Problem statement:
Rewrite the stretch of the data from the line containing "Annotate this image: element" through the line containing "ceiling-shape-icon[interactable] [291,241,311,261]", substituting "dropdown" for each "popup" and keeping everything else the same.

Exercise input:
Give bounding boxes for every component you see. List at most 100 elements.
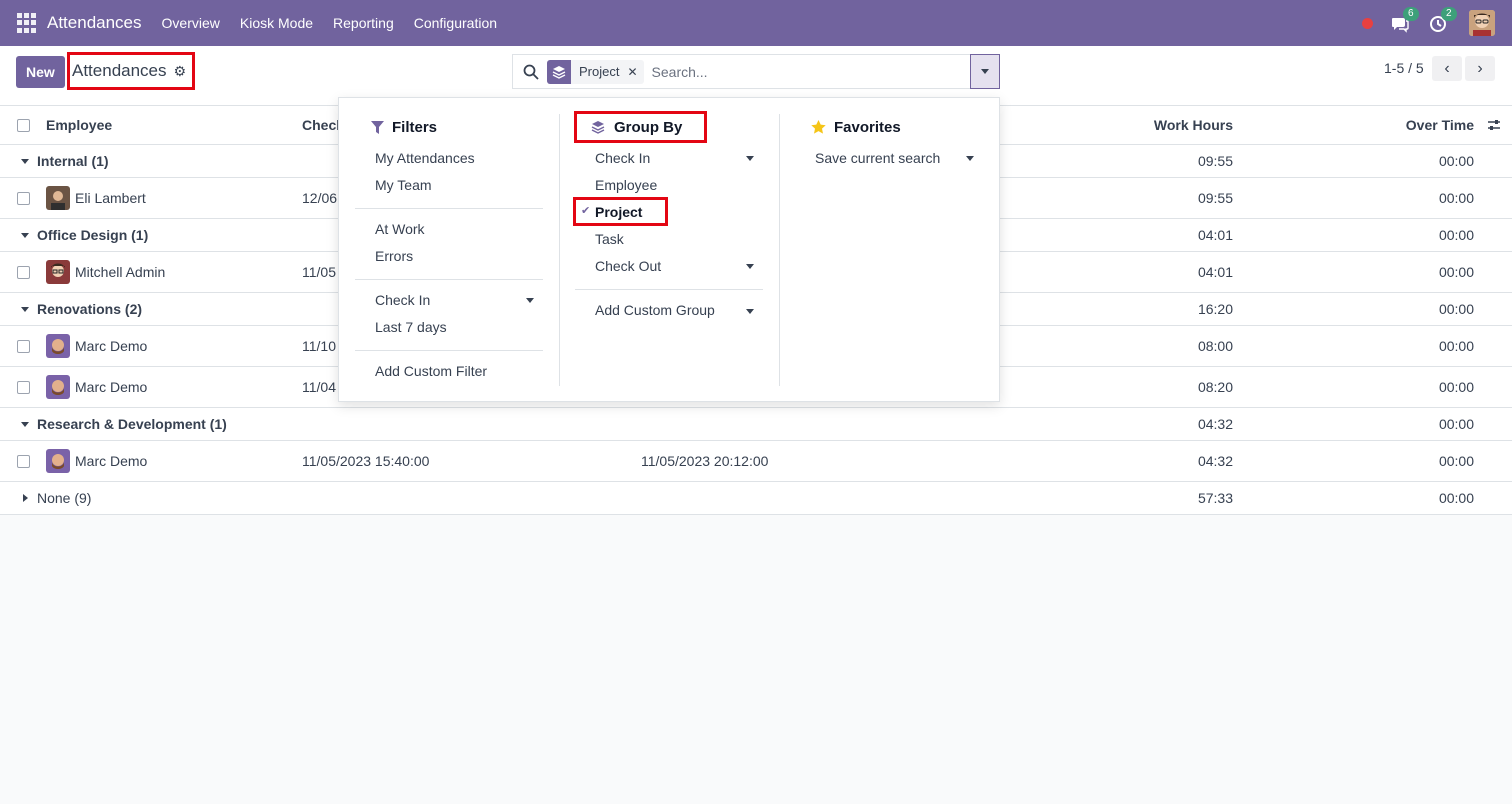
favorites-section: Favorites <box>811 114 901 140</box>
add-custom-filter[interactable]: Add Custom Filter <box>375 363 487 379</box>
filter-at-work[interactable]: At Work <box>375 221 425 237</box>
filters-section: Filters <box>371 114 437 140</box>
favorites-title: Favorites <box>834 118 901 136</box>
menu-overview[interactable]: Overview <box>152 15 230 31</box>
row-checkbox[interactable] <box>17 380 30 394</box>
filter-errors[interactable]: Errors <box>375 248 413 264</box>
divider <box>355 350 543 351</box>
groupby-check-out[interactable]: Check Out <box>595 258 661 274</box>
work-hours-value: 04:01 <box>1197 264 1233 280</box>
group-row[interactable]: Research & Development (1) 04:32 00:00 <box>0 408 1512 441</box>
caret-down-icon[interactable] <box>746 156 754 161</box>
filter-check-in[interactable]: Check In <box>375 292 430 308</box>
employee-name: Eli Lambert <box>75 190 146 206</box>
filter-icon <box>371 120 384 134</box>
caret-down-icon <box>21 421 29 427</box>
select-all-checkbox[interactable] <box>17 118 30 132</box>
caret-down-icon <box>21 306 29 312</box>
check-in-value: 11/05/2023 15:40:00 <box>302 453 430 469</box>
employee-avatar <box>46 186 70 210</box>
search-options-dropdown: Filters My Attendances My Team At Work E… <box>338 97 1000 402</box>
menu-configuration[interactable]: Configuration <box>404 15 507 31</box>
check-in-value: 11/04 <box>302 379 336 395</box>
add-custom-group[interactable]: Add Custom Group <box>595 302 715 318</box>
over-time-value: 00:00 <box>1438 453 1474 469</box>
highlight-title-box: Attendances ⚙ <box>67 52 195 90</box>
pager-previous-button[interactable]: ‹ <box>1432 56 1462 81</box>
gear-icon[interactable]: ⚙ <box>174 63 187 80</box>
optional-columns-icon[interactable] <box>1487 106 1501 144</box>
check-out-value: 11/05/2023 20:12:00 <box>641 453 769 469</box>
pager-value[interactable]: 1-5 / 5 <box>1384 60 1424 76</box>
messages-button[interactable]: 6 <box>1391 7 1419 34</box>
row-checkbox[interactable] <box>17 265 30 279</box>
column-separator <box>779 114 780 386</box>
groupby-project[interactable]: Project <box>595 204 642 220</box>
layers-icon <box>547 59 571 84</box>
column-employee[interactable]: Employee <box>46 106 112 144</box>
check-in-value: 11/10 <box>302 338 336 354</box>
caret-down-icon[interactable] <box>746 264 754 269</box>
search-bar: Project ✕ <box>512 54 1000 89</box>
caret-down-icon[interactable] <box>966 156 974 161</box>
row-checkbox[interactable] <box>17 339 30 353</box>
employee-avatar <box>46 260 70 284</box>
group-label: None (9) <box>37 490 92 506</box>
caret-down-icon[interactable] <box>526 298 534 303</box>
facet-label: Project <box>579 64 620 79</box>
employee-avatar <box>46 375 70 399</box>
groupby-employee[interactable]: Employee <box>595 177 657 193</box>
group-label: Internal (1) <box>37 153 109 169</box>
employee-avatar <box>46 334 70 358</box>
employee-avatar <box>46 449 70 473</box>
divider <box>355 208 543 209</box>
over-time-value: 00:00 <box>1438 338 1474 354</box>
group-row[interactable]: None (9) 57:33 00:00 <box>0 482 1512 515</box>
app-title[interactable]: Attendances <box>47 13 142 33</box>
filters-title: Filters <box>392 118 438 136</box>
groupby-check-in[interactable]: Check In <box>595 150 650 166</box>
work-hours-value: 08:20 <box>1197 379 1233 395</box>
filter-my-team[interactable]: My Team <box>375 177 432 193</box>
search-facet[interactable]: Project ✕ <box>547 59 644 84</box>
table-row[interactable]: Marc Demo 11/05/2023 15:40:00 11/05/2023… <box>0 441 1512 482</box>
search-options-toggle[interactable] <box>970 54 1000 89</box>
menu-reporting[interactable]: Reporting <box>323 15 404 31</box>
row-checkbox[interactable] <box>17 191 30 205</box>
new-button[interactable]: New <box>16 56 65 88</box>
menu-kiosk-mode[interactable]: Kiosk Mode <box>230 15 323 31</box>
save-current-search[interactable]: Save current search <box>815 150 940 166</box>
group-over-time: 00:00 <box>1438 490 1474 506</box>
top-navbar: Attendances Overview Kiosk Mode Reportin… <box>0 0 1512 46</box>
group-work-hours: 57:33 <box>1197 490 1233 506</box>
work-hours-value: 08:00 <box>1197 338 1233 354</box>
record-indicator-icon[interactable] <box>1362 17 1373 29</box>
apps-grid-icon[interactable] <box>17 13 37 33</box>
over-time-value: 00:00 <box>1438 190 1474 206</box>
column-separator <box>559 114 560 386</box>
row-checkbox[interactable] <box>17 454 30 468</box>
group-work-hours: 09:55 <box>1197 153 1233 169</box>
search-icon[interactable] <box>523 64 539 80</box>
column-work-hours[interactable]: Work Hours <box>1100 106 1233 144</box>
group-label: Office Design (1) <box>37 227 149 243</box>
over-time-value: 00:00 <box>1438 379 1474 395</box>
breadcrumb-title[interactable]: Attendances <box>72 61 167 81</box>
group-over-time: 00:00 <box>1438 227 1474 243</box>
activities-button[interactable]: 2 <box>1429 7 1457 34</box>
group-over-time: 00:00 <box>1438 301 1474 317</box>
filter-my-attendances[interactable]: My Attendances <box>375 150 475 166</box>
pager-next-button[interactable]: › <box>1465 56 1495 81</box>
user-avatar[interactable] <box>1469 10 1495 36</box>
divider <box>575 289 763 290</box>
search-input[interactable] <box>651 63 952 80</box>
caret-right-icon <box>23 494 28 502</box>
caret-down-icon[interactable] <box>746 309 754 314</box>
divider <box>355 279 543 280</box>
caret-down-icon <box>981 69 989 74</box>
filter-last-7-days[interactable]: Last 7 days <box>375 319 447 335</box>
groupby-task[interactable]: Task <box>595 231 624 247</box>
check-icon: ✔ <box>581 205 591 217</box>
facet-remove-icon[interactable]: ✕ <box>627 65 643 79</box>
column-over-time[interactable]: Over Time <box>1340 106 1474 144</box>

---

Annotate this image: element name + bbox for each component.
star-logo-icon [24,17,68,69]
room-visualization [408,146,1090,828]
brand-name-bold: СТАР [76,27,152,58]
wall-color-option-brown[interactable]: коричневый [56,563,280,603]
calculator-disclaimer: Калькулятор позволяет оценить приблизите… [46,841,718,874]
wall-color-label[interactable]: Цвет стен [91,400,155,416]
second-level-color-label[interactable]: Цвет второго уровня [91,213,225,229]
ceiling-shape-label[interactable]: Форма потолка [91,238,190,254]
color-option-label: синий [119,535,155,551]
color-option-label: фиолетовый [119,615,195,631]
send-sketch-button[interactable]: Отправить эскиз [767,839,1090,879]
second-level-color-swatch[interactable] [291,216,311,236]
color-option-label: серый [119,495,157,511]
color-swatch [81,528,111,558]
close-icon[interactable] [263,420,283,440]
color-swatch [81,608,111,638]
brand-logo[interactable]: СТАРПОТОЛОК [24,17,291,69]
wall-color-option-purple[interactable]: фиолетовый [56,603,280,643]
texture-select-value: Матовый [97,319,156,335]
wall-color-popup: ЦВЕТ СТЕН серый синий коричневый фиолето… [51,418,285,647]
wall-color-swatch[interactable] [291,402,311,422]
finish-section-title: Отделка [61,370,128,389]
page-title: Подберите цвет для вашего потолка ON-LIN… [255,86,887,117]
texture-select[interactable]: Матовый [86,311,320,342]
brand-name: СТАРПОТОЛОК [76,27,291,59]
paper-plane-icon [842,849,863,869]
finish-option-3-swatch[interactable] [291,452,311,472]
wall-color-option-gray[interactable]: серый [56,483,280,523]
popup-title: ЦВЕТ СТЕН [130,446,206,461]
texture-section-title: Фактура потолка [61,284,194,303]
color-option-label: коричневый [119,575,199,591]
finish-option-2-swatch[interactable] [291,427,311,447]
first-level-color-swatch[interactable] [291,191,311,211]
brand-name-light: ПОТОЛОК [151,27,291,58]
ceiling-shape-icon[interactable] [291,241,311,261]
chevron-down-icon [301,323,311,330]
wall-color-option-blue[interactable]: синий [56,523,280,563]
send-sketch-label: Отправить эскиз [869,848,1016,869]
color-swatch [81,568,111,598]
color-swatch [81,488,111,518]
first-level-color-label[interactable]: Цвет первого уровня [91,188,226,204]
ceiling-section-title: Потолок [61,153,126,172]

Exercise response:
Annotate this image: element name + bbox for each component.
star-logo-icon [24,17,68,69]
room-visualization [408,146,1090,828]
brand-name-bold: СТАР [76,27,152,58]
wall-color-option-brown[interactable]: коричневый [56,563,280,603]
calculator-disclaimer: Калькулятор позволяет оценить приблизите… [46,841,718,874]
wall-color-label[interactable]: Цвет стен [91,400,155,416]
second-level-color-label[interactable]: Цвет второго уровня [91,213,225,229]
ceiling-shape-label[interactable]: Форма потолка [91,238,190,254]
color-option-label: синий [119,535,155,551]
color-option-label: фиолетовый [119,615,195,631]
send-sketch-button[interactable]: Отправить эскиз [767,839,1090,879]
second-level-color-swatch[interactable] [291,216,311,236]
color-option-label: серый [119,495,157,511]
color-swatch [81,528,111,558]
close-icon[interactable] [263,420,283,440]
color-swatch [81,608,111,638]
brand-logo[interactable]: СТАРПОТОЛОК [24,17,291,69]
wall-color-option-purple[interactable]: фиолетовый [56,603,280,643]
texture-select-value: Матовый [97,319,156,335]
wall-color-dropdown: ЦВЕТ СТЕН серый синий коричневый фиолето… [51,418,285,647]
wall-color-swatch[interactable] [291,402,311,422]
finish-section-title: Отделка [61,370,128,389]
page-title: Подберите цвет для вашего потолка ON-LIN… [255,86,887,117]
texture-select[interactable]: Матовый [86,311,320,342]
brand-name: СТАРПОТОЛОК [76,27,291,59]
paper-plane-icon [842,849,863,869]
finish-option-3-swatch[interactable] [291,452,311,472]
wall-color-option-gray[interactable]: серый [56,483,280,523]
dropdown-title: ЦВЕТ СТЕН [130,446,206,461]
texture-section-title: Фактура потолка [61,284,194,303]
color-option-label: коричневый [119,575,199,591]
finish-option-2-swatch[interactable] [291,427,311,447]
first-level-color-swatch[interactable] [291,191,311,211]
brand-name-light: ПОТОЛОК [151,27,291,58]
ceiling-shape-icon[interactable] [291,241,311,261]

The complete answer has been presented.